_EXERCISE_
Once the pictures are set aside, transcribe the remaining data exactly.

(Collected data entries)
## BEGIN

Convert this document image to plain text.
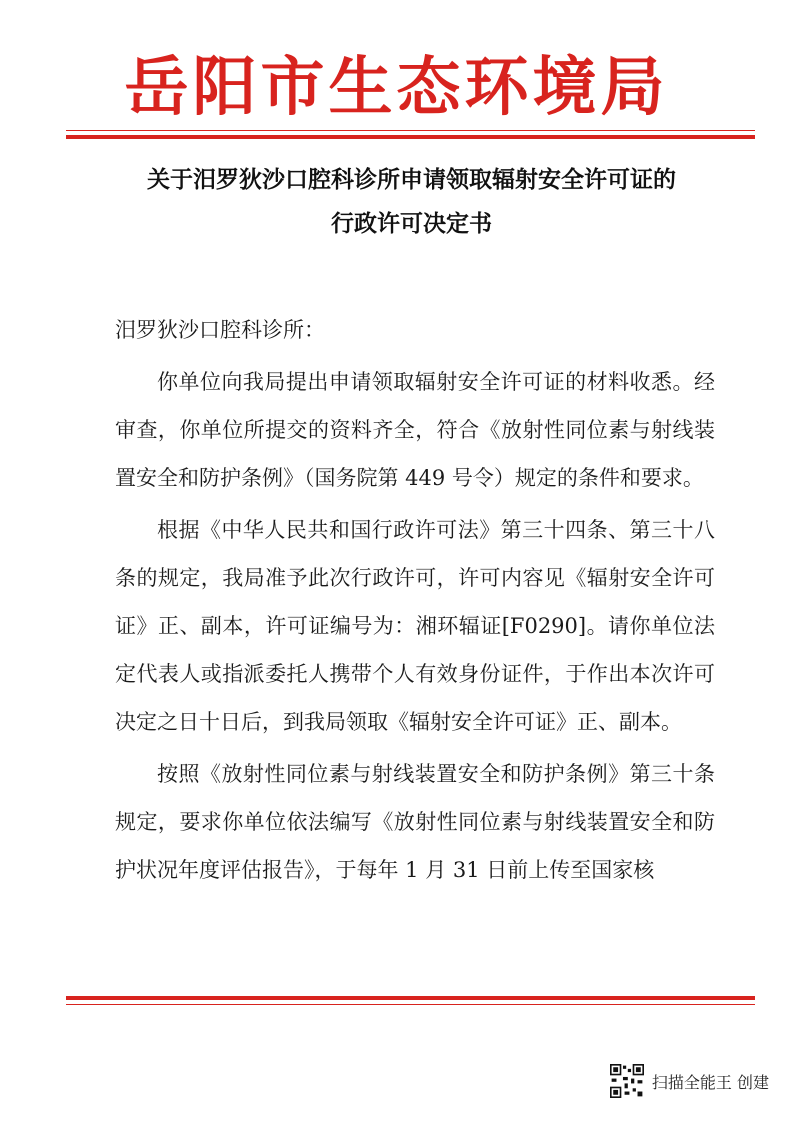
岳阳市生态环境局
关于汨罗狄沙口腔科诊所申请领取辐射安全许可证的
行政许可决定书

汨罗狄沙口腔科诊所：

你单位向我局提出申请领取辐射安全许可证的材料收悉。经审查，你单位所提交的资料齐全，符合《放射性同位素与射线装置安全和防护条例》（国务院第 449 号令）规定的条件和要求。

根据《中华人民共和国行政许可法》第三十四条、第三十八条的规定，我局准予此次行政许可，许可内容见《辐射安全许可证》正、副本，许可证编号为：湘环辐证[F0290]。请你单位法定代表人或指派委托人携带个人有效身份证件，于作出本次许可决定之日十日后，到我局领取《辐射安全许可证》正、副本。

按照《放射性同位素与射线装置安全和防护条例》第三十条规定，要求你单位依法编写《放射性同位素与射线装置安全和防护状况年度评估报告》，于每年 1 月 31 日前上传至国家核

扫描全能王 创建
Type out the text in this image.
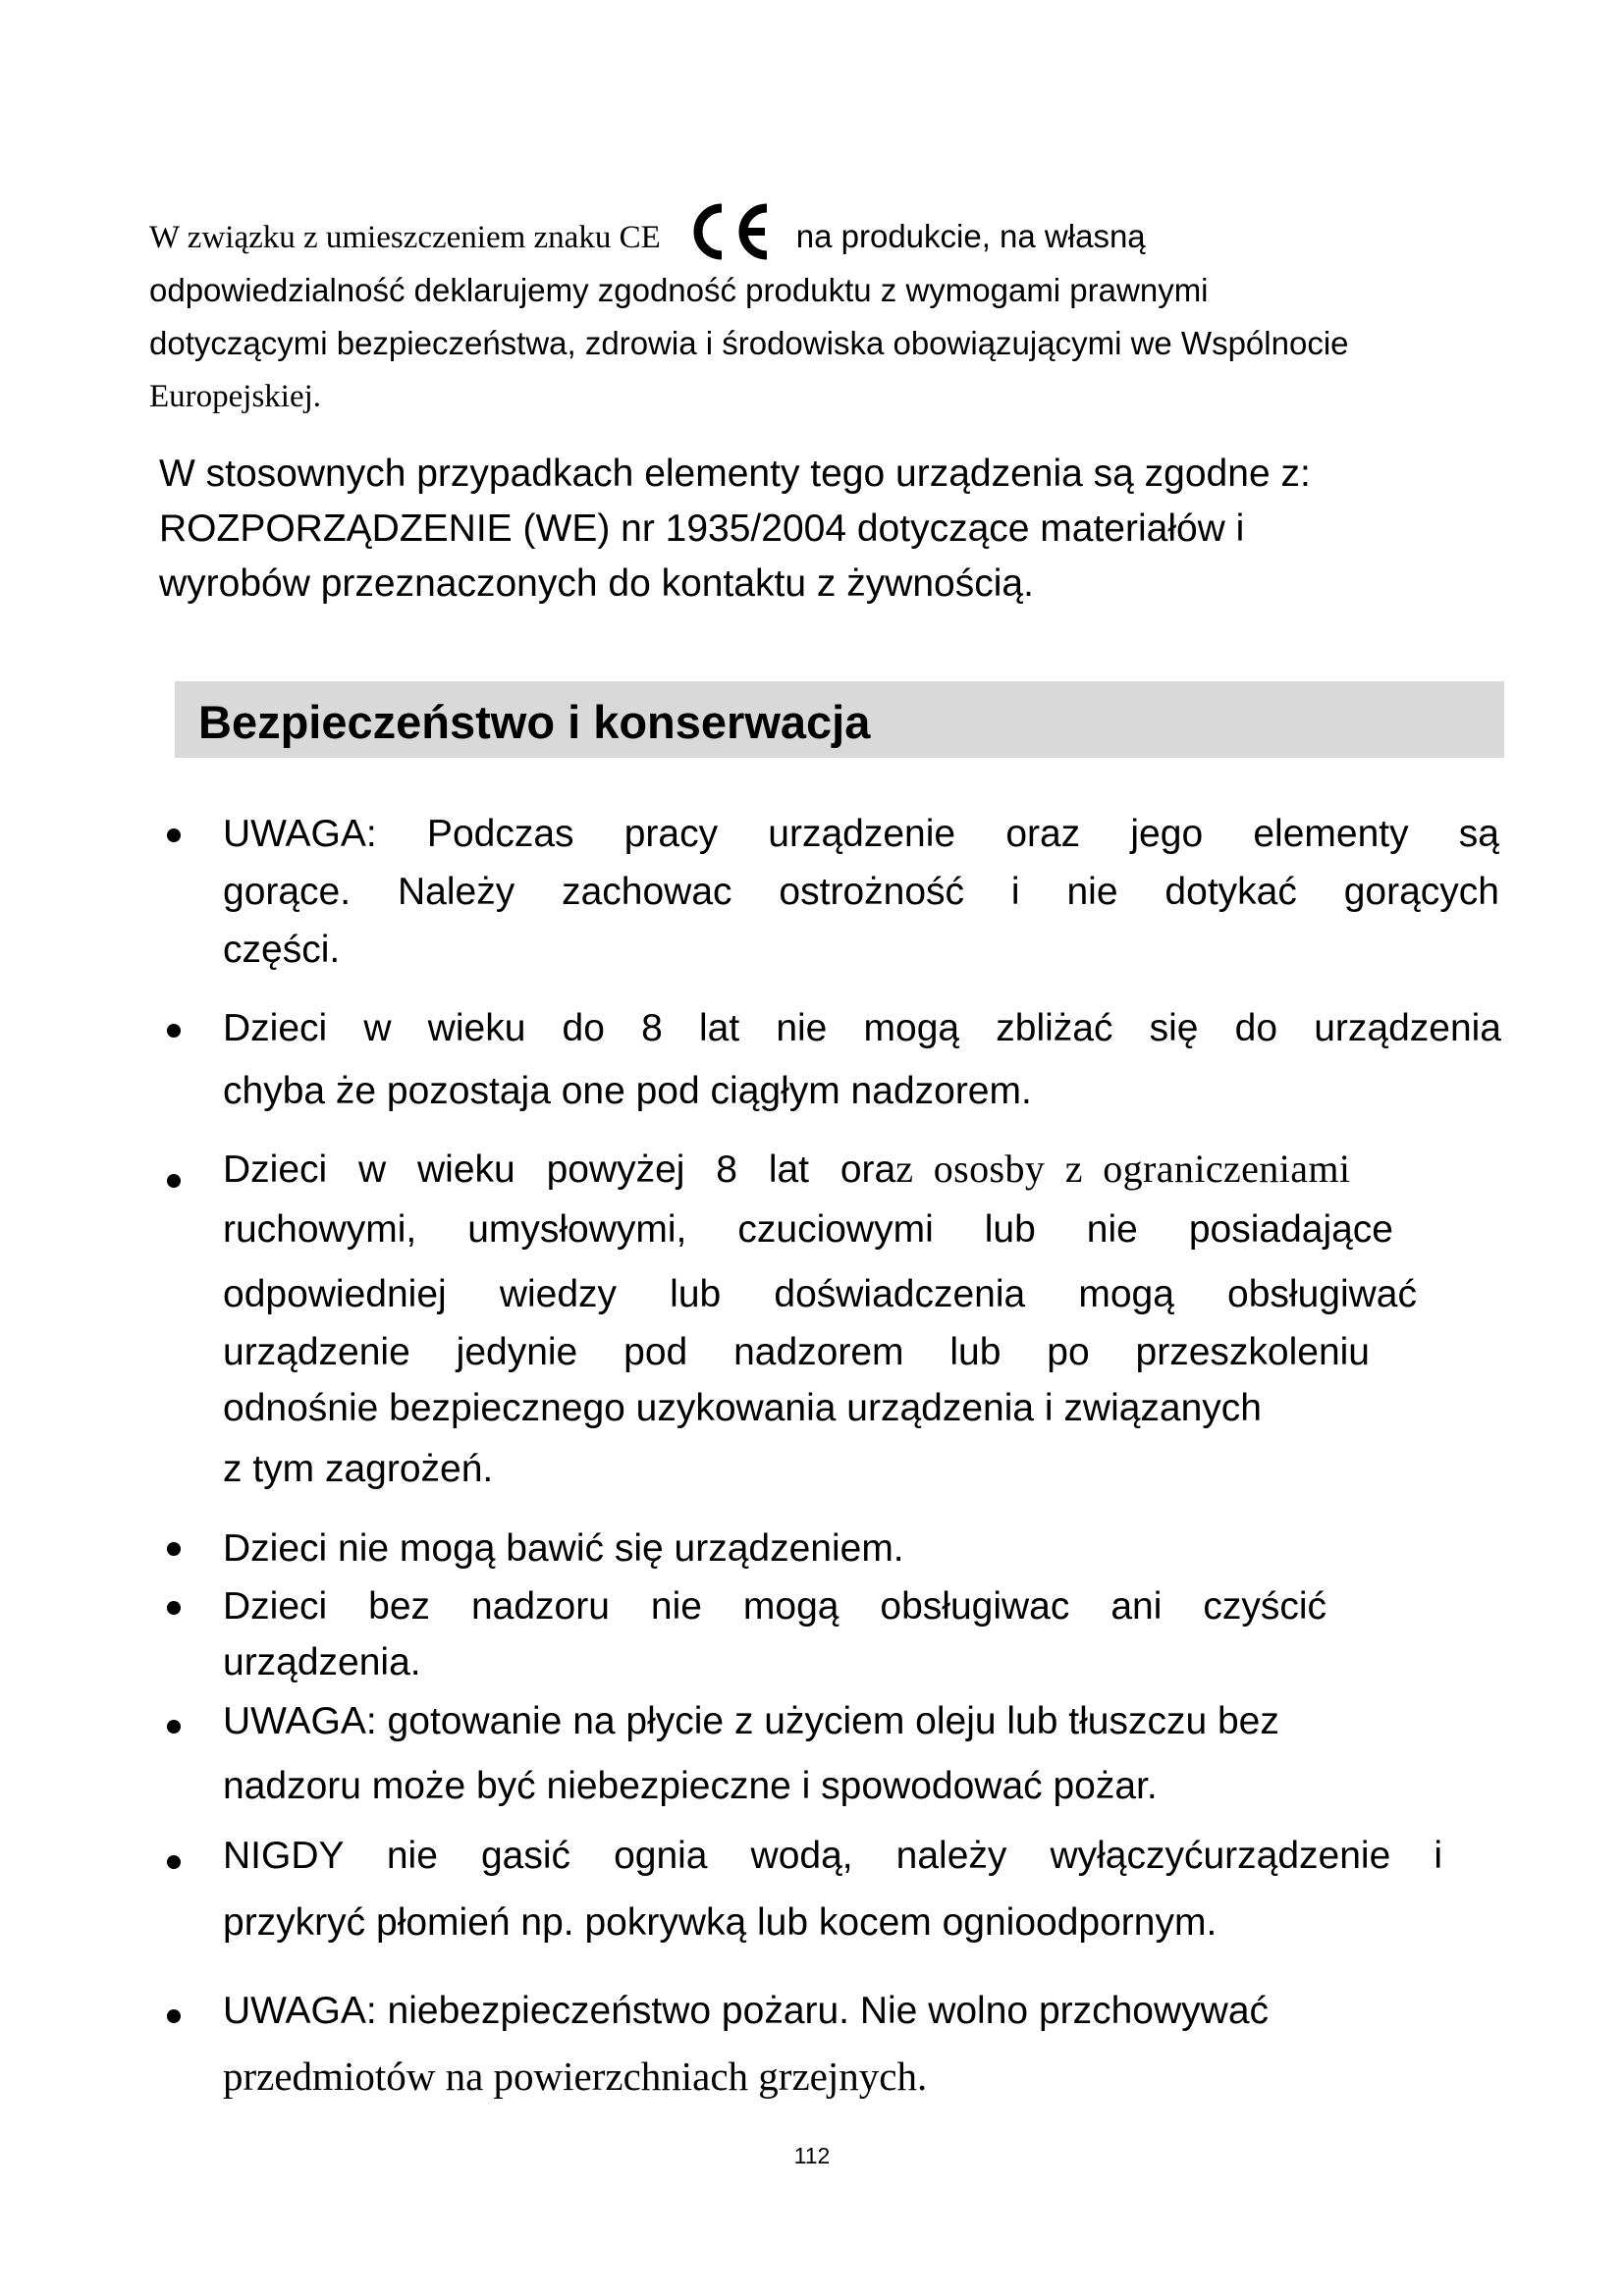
W związku z umieszczeniem znaku CE	na produkcie, na własną
odpowiedzialność deklarujemy zgodność produktu z wymogami prawnymi
dotyczącymi bezpieczeństwa, zdrowia i środowiska obowiązującymi we Wspólnocie
Europejskiej.
W stosownych przypadkach elementy tego urządzenia są zgodne z:
ROZPORZĄDZENIE (WE) nr 1935/2004 dotyczące materiałów i
wyrobów przeznaczonych do kontaktu z żywnością.
Bezpieczeństwo i konserwacja
UWAGA: Podczas pracy urządzenie oraz jego elementy są
gorące. Należy zachowac ostrożność i nie dotykać gorących
części.
Dzieci w wieku do 8 lat nie mogą zbliżać się do urządzenia
chyba że pozostaja one pod ciągłym nadzorem.
Dzieci w wieku powyżej 8 lat oraz ososby z ograniczeniami
ruchowymi, umysłowymi, czuciowymi lub nie posiadające
odpowiedniej wiedzy lub doświadczenia mogą obsługiwać
urządzenie jedynie pod nadzorem lub po przeszkoleniu
odnośnie bezpiecznego uzykowania urządzenia i związanych
z tym zagrożeń.
Dzieci nie mogą bawić się urządzeniem.
Dzieci bez nadzoru nie mogą obsługiwac ani czyścić
urządzenia.
UWAGA: gotowanie na płycie z użyciem oleju lub tłuszczu bez
nadzoru może być niebezpieczne i spowodować pożar.
NIGDY nie gasić ognia wodą, należy wyłączyćurządzenie i
przykryć płomień np. pokrywką lub kocem ognioodpornym.
UWAGA: niebezpieczeństwo pożaru. Nie wolno przchowywać
przedmiotów na powierzchniach grzejnych.
112
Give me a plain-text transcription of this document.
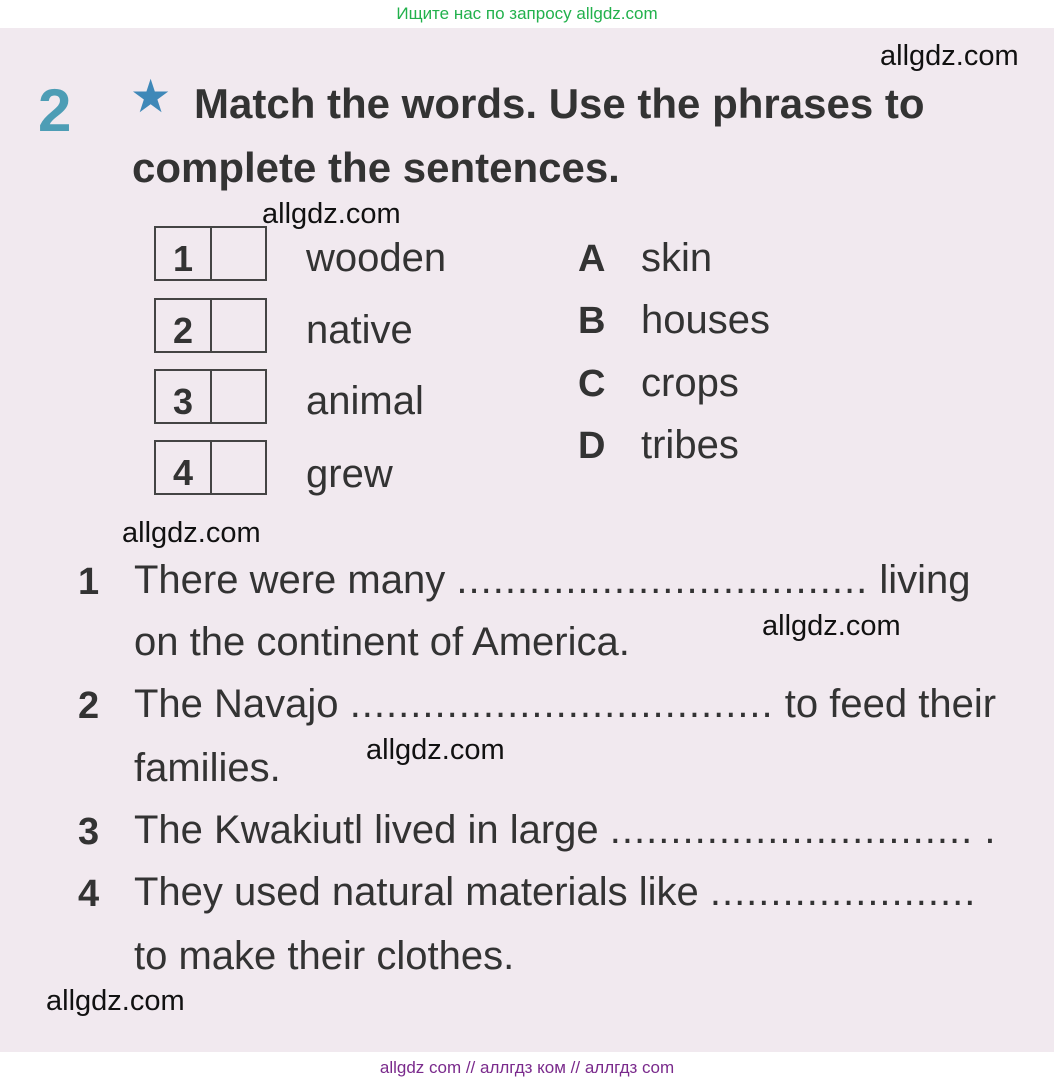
Ищите нас по запросу allgdz.com
2	Match the words. Use the phrases to complete the sentences.
★
1	wooden
2	native
3	animal
4	grew
A skin
B houses
C crops
D tribes
1 There were many .................................. living
on the continent of America.
2 The Navajo ................................... to feed their
families.
3 The Kwakiutl lived in large .............................. .
4 They used natural materials like ......................
to make their clothes.
allgdz.com
allgdz.com
allgdz.com
allgdz.com
allgdz.com
allgdz.com
allgdz com // аллгдз ком // аллгдз com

## END

_FINAL ANSWER_
Convert this document image to plain text.
岳阳市生态环境局
关于汨罗狄沙口腔科诊所申请领取辐射安全许可证的
行政许可决定书

汨罗狄沙口腔科诊所：

你单位向我局提出申请领取辐射安全许可证的材料收悉。经审查，你单位所提交的资料齐全，符合《放射性同位素与射线装置安全和防护条例》（国务院第 449 号令）规定的条件和要求。

根据《中华人民共和国行政许可法》第三十四条、第三十八条的规定，我局准予此次行政许可，许可内容见《辐射安全许可证》正、副本，许可证编号为：湘环辐证[F0290]。请你单位法定代表人或指派委托人携带个人有效身份证件，于作出本次许可决定之日十日后，到我局领取《辐射安全许可证》正、副本。

按照《放射性同位素与射线装置安全和防护条例》第三十条规定，要求你单位依法编写《放射性同位素与射线装置安全和防护状况年度评估报告》，于每年 1 月 31 日前上传至国家核

扫描全能王 创建
Type out the text in this image.
W związku z umieszczeniem znaku CE	na produkcie, na własną
odpowiedzialność deklarujemy zgodność produktu z wymogami prawnymi
dotyczącymi bezpieczeństwa, zdrowia i środowiska obowiązującymi we Wspólnocie
Europejskiej.
W stosownych przypadkach elementy tego urządzenia są zgodne z:
ROZPORZĄDZENIE (WE) nr 1935/2004 dotyczące materiałów i
wyrobów przeznaczonych do kontaktu z żywnością.
Bezpieczeństwo i konserwacja
UWAGA: Podczas pracy urządzenie oraz jego elementy są
gorące. Należy zachowac ostrożność i nie dotykać gorących
części.
Dzieci w wieku do 8 lat nie mogą zbliżać się do urządzenia
chyba że pozostaja one pod ciągłym nadzorem.
Dzieci w wieku powyżej 8 lat oraz ososby z ograniczeniami
ruchowymi, umysłowymi, czuciowymi lub nie posiadające
odpowiedniej wiedzy lub doświadczenia mogą obsługiwać
urządzenie jedynie pod nadzorem lub po przeszkoleniu
odnośnie bezpiecznego uzykowania urządzenia i związanych
z tym zagrożeń.
Dzieci nie mogą bawić się urządzeniem.
Dzieci bez nadzoru nie mogą obsługiwac ani czyścić
urządzenia.
UWAGA: gotowanie na płycie z użyciem oleju lub tłuszczu bez
nadzoru może być niebezpieczne i spowodować pożar.
NIGDY nie gasić ognia wodą, należy wyłączyćurządzenie i
przykryć płomień np. pokrywką lub kocem ognioodpornym.
UWAGA: niebezpieczeństwo pożaru. Nie wolno przchowywać
przedmiotów na powierzchniach grzejnych.
112
Give me a plain-text transcription of this document.
Ищите нас по запросу allgdz.com
2	Match the words. Use the phrases to complete the sentences.
★
1	wooden
2	native
3	animal
4	grew
A skin
B houses
C crops
D tribes
1 There were many .................................. living
on the continent of America.
2 The Navajo ................................... to feed their
families.
3 The Kwakiutl lived in large .............................. .
4 They used natural materials like ......................
to make their clothes.
allgdz.com
allgdz.com
allgdz.com
allgdz.com
allgdz.com
allgdz.com
allgdz com // аллгдз ком // аллгдз com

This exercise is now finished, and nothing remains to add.